To be done.
Retype every entry word for word.

::::

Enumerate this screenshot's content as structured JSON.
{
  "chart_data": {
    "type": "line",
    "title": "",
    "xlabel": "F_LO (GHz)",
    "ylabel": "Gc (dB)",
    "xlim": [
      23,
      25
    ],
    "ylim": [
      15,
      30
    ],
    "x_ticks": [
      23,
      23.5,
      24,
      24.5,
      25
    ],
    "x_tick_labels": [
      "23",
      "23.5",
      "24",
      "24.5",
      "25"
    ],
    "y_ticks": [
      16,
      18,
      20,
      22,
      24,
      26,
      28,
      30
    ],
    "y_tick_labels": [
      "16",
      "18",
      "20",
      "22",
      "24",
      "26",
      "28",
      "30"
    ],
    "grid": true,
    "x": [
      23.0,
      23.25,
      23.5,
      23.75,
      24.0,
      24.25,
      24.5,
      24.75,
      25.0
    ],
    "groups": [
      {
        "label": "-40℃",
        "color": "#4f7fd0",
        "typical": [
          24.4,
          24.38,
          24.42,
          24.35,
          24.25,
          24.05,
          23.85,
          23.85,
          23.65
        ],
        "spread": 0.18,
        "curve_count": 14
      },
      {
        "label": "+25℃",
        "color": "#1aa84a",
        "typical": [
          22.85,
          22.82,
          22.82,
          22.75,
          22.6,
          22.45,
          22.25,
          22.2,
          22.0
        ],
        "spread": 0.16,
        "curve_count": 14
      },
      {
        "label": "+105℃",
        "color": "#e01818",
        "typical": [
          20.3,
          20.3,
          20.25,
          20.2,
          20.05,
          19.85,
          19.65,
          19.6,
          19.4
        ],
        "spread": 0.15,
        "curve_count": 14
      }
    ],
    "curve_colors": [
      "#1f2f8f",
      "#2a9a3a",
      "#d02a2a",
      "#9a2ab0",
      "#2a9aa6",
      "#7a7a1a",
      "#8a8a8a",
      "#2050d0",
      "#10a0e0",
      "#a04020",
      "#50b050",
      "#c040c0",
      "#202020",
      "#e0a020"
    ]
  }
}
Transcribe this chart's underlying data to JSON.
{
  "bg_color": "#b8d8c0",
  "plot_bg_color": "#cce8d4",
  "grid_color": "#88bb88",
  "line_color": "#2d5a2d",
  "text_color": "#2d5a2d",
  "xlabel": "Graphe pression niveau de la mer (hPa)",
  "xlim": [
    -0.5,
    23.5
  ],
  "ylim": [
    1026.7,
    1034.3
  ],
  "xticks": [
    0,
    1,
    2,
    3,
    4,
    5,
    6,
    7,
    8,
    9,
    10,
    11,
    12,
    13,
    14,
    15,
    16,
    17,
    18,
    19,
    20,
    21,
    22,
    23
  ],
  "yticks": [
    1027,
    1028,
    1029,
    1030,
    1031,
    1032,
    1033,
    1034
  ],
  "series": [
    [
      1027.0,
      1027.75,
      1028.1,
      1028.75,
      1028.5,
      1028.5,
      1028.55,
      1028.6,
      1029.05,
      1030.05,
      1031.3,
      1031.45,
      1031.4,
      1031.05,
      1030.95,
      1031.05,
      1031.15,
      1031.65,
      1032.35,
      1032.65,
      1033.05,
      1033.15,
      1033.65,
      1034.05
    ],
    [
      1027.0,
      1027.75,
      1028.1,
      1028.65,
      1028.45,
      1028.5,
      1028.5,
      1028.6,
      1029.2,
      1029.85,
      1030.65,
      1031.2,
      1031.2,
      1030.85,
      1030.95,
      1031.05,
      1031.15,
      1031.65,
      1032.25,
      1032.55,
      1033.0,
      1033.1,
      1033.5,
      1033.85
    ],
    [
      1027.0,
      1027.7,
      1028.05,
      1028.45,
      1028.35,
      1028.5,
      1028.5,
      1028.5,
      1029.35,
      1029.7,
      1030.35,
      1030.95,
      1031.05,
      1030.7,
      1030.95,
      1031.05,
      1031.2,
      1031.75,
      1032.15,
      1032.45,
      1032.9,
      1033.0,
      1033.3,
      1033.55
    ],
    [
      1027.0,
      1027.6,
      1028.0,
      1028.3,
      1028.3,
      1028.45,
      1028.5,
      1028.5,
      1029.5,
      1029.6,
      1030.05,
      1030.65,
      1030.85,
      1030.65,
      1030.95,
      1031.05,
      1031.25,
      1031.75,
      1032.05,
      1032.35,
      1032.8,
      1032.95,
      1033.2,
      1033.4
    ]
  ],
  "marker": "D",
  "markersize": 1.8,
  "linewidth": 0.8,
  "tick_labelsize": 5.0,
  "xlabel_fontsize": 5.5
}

::::

Solution to the exercise.
Enumerate this screenshot's content as structured JSON.
{
  "chart_data": {
    "type": "line",
    "title": "",
    "xlabel": "F_LO (GHz)",
    "ylabel": "Gc (dB)",
    "xlim": [
      23,
      25
    ],
    "ylim": [
      15,
      30
    ],
    "x_ticks": [
      23,
      23.5,
      24,
      24.5,
      25
    ],
    "x_tick_labels": [
      "23",
      "23.5",
      "24",
      "24.5",
      "25"
    ],
    "y_ticks": [
      16,
      18,
      20,
      22,
      24,
      26,
      28,
      30
    ],
    "y_tick_labels": [
      "16",
      "18",
      "20",
      "22",
      "24",
      "26",
      "28",
      "30"
    ],
    "grid": true,
    "x": [
      23.0,
      23.25,
      23.5,
      23.75,
      24.0,
      24.25,
      24.5,
      24.75,
      25.0
    ],
    "groups": [
      {
        "label": "-40℃",
        "color": "#4f7fd0",
        "typical": [
          24.4,
          24.38,
          24.42,
          24.35,
          24.25,
          24.05,
          23.85,
          23.85,
          23.65
        ],
        "spread": 0.18,
        "curve_count": 14
      },
      {
        "label": "+25℃",
        "color": "#1aa84a",
        "typical": [
          22.85,
          22.82,
          22.82,
          22.75,
          22.6,
          22.45,
          22.25,
          22.2,
          22.0
        ],
        "spread": 0.16,
        "curve_count": 14
      },
      {
        "label": "+105℃",
        "color": "#e01818",
        "typical": [
          20.3,
          20.3,
          20.25,
          20.2,
          20.05,
          19.85,
          19.65,
          19.6,
          19.4
        ],
        "spread": 0.15,
        "curve_count": 14
      }
    ],
    "curve_colors": [
      "#1f2f8f",
      "#2a9a3a",
      "#d02a2a",
      "#9a2ab0",
      "#2a9aa6",
      "#7a7a1a",
      "#8a8a8a",
      "#2050d0",
      "#10a0e0",
      "#a04020",
      "#50b050",
      "#c040c0",
      "#202020",
      "#e0a020"
    ]
  }
}
Transcribe this chart's underlying data to JSON.
{
  "bg_color": "#b8d8c0",
  "plot_bg_color": "#cce8d4",
  "grid_color": "#88bb88",
  "line_color": "#2d5a2d",
  "text_color": "#2d5a2d",
  "xlabel": "Graphe pression niveau de la mer (hPa)",
  "xlim": [
    -0.5,
    23.5
  ],
  "ylim": [
    1026.7,
    1034.3
  ],
  "xticks": [
    0,
    1,
    2,
    3,
    4,
    5,
    6,
    7,
    8,
    9,
    10,
    11,
    12,
    13,
    14,
    15,
    16,
    17,
    18,
    19,
    20,
    21,
    22,
    23
  ],
  "yticks": [
    1027,
    1028,
    1029,
    1030,
    1031,
    1032,
    1033,
    1034
  ],
  "series": [
    [
      1027.0,
      1027.75,
      1028.1,
      1028.75,
      1028.5,
      1028.5,
      1028.55,
      1028.6,
      1029.05,
      1030.05,
      1031.3,
      1031.45,
      1031.4,
      1031.05,
      1030.95,
      1031.05,
      1031.15,
      1031.65,
      1032.35,
      1032.65,
      1033.05,
      1033.15,
      1033.65,
      1034.05
    ],
    [
      1027.0,
      1027.75,
      1028.1,
      1028.65,
      1028.45,
      1028.5,
      1028.5,
      1028.6,
      1029.2,
      1029.85,
      1030.65,
      1031.2,
      1031.2,
      1030.85,
      1030.95,
      1031.05,
      1031.15,
      1031.65,
      1032.25,
      1032.55,
      1033.0,
      1033.1,
      1033.5,
      1033.85
    ],
    [
      1027.0,
      1027.7,
      1028.05,
      1028.45,
      1028.35,
      1028.5,
      1028.5,
      1028.5,
      1029.35,
      1029.7,
      1030.35,
      1030.95,
      1031.05,
      1030.7,
      1030.95,
      1031.05,
      1031.2,
      1031.75,
      1032.15,
      1032.45,
      1032.9,
      1033.0,
      1033.3,
      1033.55
    ],
    [
      1027.0,
      1027.6,
      1028.0,
      1028.3,
      1028.3,
      1028.45,
      1028.5,
      1028.5,
      1029.5,
      1029.6,
      1030.05,
      1030.65,
      1030.85,
      1030.65,
      1030.95,
      1031.05,
      1031.25,
      1031.75,
      1032.05,
      1032.35,
      1032.8,
      1032.95,
      1033.2,
      1033.4
    ]
  ],
  "marker": "D",
  "markersize": 1.8,
  "linewidth": 0.8,
  "tick_labelsize": 5.0,
  "xlabel_fontsize": 5.5
}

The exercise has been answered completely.